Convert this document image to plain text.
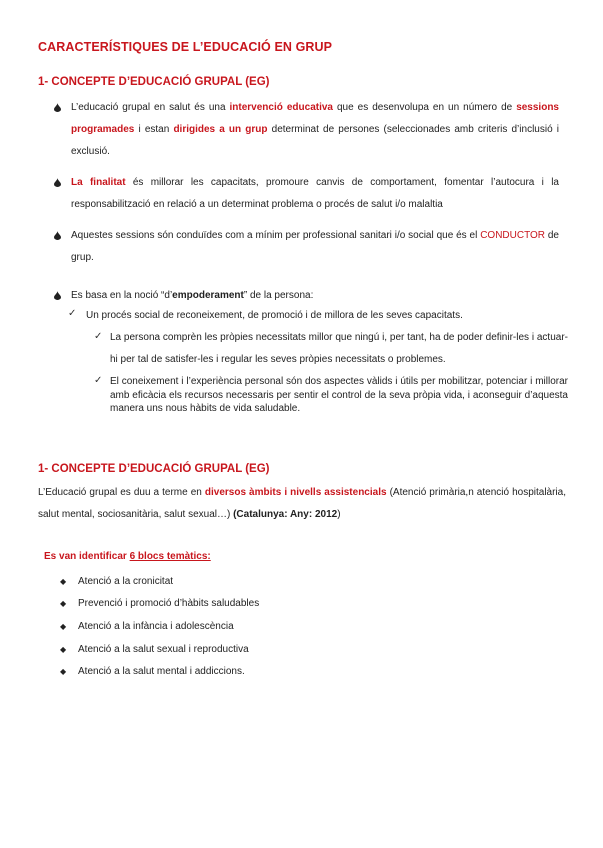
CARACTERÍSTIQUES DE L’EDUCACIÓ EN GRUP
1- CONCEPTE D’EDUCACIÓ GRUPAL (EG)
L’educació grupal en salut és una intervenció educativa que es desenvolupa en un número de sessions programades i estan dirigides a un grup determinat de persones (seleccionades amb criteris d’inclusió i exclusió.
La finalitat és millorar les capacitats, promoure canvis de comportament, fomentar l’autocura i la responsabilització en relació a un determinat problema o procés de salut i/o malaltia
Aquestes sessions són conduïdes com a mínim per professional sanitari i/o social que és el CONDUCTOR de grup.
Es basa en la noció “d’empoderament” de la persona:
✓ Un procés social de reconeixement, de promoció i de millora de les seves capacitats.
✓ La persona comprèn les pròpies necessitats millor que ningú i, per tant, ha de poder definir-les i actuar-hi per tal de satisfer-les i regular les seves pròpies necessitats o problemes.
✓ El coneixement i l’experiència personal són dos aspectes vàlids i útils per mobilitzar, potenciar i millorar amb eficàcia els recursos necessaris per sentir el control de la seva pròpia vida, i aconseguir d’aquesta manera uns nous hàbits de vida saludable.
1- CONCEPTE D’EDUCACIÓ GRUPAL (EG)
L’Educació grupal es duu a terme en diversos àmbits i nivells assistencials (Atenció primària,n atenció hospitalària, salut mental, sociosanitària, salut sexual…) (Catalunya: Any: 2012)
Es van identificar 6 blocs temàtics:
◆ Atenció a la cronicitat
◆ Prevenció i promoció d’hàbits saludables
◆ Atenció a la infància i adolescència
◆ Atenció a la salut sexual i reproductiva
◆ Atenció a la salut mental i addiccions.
* * *
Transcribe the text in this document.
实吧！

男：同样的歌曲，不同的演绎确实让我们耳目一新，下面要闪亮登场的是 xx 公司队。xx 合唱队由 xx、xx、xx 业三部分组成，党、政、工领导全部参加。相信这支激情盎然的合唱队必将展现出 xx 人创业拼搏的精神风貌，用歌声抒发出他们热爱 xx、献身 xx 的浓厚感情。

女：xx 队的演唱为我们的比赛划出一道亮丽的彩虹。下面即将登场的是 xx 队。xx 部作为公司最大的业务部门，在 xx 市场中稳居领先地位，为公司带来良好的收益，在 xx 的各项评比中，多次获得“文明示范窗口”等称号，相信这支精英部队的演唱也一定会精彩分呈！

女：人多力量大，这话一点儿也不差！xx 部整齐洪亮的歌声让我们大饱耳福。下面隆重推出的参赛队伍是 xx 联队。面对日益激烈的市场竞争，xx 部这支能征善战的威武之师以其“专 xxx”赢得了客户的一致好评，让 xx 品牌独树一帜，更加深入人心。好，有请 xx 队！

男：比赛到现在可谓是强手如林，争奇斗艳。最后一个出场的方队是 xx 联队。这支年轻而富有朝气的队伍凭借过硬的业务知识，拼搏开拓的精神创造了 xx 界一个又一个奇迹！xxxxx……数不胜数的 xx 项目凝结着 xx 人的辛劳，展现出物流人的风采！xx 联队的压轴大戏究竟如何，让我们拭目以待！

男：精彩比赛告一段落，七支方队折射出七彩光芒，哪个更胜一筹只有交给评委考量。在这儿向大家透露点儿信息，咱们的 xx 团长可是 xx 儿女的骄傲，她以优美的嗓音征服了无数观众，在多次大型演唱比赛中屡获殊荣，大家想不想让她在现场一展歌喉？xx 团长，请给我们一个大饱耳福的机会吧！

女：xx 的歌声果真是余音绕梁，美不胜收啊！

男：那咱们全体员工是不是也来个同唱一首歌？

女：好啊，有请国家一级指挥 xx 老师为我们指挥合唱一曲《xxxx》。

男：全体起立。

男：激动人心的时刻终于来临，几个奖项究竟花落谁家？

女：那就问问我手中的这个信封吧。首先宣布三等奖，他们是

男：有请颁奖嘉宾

Exercise description: Go through the material above and count the lines that contain "sessions"; give that number alone.

Correct output: 2